→ YOUR TASK
Skip the pictures. Repeat everything else in the records word for word.

==== ITEMS ====

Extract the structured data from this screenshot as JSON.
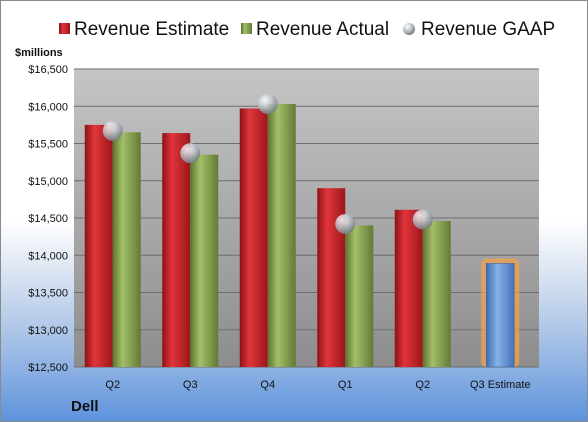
{
  "company": "Dell",
  "unit_label": "$millions",
  "colors": {
    "estimate": "#c0272d",
    "actual": "#7f9a48",
    "gaap": "#9aa3ad",
    "future_estimate": "#5b8fd4",
    "future_glow": "#f2a24e"
  },
  "chart_data": {
    "type": "bar",
    "categories": [
      "Q2",
      "Q3",
      "Q4",
      "Q1",
      "Q2",
      "Q3 Estimate"
    ],
    "ylim": [
      12500,
      16500
    ],
    "yticks": [
      12500,
      13000,
      13500,
      14000,
      14500,
      15000,
      15500,
      16000,
      16500
    ],
    "ytick_labels": [
      "$12,500",
      "$13,000",
      "$13,500",
      "$14,000",
      "$14,500",
      "$15,000",
      "$15,500",
      "$16,000",
      "$16,500"
    ],
    "grid": true,
    "legend_position": "top",
    "series": [
      {
        "name": "Revenue Estimate",
        "kind": "bar",
        "values": [
          15750,
          15640,
          15970,
          14900,
          14610,
          13890
        ]
      },
      {
        "name": "Revenue Actual",
        "kind": "bar",
        "values": [
          15650,
          15350,
          16030,
          14400,
          14460,
          null
        ]
      },
      {
        "name": "Revenue GAAP",
        "kind": "marker",
        "values": [
          15670,
          15370,
          16030,
          14420,
          14480,
          null
        ]
      }
    ]
  }
}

====

→ RESPONSE FOR THIS EXERCISE
Extract the structured data from this screenshot as JSON.
{
  "company": "Dell",
  "unit_label": "$millions",
  "colors": {
    "estimate": "#c0272d",
    "actual": "#7f9a48",
    "gaap": "#9aa3ad",
    "future_estimate": "#5b8fd4",
    "future_glow": "#f2a24e"
  },
  "chart_data": {
    "type": "bar",
    "categories": [
      "Q2",
      "Q3",
      "Q4",
      "Q1",
      "Q2",
      "Q3 Estimate"
    ],
    "ylim": [
      12500,
      16500
    ],
    "yticks": [
      12500,
      13000,
      13500,
      14000,
      14500,
      15000,
      15500,
      16000,
      16500
    ],
    "ytick_labels": [
      "$12,500",
      "$13,000",
      "$13,500",
      "$14,000",
      "$14,500",
      "$15,000",
      "$15,500",
      "$16,000",
      "$16,500"
    ],
    "grid": true,
    "legend_position": "top",
    "series": [
      {
        "name": "Revenue Estimate",
        "kind": "bar",
        "values": [
          15750,
          15640,
          15970,
          14900,
          14610,
          13890
        ]
      },
      {
        "name": "Revenue Actual",
        "kind": "bar",
        "values": [
          15650,
          15350,
          16030,
          14400,
          14460,
          null
        ]
      },
      {
        "name": "Revenue GAAP",
        "kind": "marker",
        "values": [
          15670,
          15370,
          16030,
          14420,
          14480,
          null
        ]
      }
    ]
  }
}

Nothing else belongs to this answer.